Stored items
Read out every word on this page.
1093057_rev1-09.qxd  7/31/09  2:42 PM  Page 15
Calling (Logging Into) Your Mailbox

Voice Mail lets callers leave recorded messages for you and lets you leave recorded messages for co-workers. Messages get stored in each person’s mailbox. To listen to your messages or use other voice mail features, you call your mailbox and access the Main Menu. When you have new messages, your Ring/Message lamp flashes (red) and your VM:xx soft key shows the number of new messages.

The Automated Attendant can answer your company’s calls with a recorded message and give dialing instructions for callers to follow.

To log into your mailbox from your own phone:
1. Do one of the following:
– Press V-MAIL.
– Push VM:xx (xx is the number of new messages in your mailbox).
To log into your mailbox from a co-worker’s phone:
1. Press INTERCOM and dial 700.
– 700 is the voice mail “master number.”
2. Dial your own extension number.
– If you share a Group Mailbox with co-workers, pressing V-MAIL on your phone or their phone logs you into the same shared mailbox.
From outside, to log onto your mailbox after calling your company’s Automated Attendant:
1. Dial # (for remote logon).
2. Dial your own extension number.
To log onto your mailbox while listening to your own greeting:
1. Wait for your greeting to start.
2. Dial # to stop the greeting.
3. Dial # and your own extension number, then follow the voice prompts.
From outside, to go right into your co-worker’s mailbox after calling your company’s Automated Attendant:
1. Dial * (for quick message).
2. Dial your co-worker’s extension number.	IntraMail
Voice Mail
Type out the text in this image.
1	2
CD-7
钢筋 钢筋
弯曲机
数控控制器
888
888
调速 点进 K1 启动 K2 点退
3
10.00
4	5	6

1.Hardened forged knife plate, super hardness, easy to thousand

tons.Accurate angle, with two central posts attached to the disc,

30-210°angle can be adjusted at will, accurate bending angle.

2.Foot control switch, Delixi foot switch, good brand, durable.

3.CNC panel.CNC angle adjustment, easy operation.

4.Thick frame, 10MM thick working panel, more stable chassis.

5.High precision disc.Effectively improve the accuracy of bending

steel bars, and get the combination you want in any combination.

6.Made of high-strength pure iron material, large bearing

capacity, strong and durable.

## Your objective
Write out all the lines again, exactly as they are.

## The reply
Read out every word on this page.
1093057_rev1-09.qxd  7/31/09  2:42 PM  Page 15
Calling (Logging Into) Your Mailbox

Voice Mail lets callers leave recorded messages for you and lets you leave recorded messages for co-workers. Messages get stored in each person’s mailbox. To listen to your messages or use other voice mail features, you call your mailbox and access the Main Menu. When you have new messages, your Ring/Message lamp flashes (red) and your VM:xx soft key shows the number of new messages.

The Automated Attendant can answer your company’s calls with a recorded message and give dialing instructions for callers to follow.

To log into your mailbox from your own phone:
1. Do one of the following:
– Press V-MAIL.
– Push VM:xx (xx is the number of new messages in your mailbox).
To log into your mailbox from a co-worker’s phone:
1. Press INTERCOM and dial 700.
– 700 is the voice mail “master number.”
2. Dial your own extension number.
– If you share a Group Mailbox with co-workers, pressing V-MAIL on your phone or their phone logs you into the same shared mailbox.
From outside, to log onto your mailbox after calling your company’s Automated Attendant:
1. Dial # (for remote logon).
2. Dial your own extension number.
To log onto your mailbox while listening to your own greeting:
1. Wait for your greeting to start.
2. Dial # to stop the greeting.
3. Dial # and your own extension number, then follow the voice prompts.
From outside, to go right into your co-worker’s mailbox after calling your company’s Automated Attendant:
1. Dial * (for quick message).
2. Dial your co-worker’s extension number.	IntraMail
Voice Mail
Type out the text in this image.
1	2
CD-7
钢筋 钢筋
弯曲机
数控控制器
888
888
调速 点进 K1 启动 K2 点退
3
10.00
4	5	6

1.Hardened forged knife plate, super hardness, easy to thousand

tons.Accurate angle, with two central posts attached to the disc,

30-210°angle can be adjusted at will, accurate bending angle.

2.Foot control switch, Delixi foot switch, good brand, durable.

3.CNC panel.CNC angle adjustment, easy operation.

4.Thick frame, 10MM thick working panel, more stable chassis.

5.High precision disc.Effectively improve the accuracy of bending

steel bars, and get the combination you want in any combination.

6.Made of high-strength pure iron material, large bearing

capacity, strong and durable.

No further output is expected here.